• **Set problem**: Lines containing "Bubblegum" are to be counted. Report the count alone.

--- BEGIN ---

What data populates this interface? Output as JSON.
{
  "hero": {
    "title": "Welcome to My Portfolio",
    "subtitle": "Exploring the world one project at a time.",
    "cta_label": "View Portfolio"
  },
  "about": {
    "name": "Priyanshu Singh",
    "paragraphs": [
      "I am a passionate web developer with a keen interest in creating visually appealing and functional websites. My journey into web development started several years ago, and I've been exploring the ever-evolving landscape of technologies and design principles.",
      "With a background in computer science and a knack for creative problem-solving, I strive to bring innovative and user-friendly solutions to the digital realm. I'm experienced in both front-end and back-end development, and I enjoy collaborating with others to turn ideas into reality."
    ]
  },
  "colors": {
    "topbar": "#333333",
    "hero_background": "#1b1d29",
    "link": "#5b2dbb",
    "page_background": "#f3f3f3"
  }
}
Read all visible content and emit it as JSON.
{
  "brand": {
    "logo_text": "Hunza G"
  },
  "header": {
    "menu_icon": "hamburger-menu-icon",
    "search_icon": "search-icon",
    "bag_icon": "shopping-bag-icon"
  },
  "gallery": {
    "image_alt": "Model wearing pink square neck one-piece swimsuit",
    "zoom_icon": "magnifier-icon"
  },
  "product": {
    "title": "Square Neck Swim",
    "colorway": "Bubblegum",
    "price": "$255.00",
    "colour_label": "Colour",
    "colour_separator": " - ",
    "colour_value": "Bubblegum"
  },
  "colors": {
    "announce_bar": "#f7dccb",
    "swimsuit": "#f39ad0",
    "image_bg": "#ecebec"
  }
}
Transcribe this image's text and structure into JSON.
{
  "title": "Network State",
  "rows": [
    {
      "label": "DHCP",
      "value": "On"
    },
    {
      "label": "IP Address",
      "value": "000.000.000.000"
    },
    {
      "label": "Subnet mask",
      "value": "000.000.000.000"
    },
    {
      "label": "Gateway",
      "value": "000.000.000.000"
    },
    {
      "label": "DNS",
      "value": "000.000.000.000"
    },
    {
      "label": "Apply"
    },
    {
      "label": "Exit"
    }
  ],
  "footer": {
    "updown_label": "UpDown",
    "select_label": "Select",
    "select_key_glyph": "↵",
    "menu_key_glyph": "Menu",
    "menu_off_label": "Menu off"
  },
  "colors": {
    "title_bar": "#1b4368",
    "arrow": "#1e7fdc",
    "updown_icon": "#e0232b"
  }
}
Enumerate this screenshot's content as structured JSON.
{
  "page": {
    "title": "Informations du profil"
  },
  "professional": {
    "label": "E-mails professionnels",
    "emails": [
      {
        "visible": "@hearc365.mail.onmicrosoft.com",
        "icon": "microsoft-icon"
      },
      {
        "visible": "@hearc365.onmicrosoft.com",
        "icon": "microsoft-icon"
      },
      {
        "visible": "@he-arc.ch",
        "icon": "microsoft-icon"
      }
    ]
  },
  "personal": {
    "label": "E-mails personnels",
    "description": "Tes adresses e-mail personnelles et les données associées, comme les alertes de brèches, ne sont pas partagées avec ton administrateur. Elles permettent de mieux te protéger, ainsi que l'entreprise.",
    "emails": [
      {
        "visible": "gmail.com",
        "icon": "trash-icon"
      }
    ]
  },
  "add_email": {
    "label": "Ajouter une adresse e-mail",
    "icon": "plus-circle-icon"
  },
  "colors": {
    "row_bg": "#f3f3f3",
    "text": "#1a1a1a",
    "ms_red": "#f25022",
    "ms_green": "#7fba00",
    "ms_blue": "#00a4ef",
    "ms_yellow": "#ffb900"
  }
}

--- END ---

• **Output below**: 2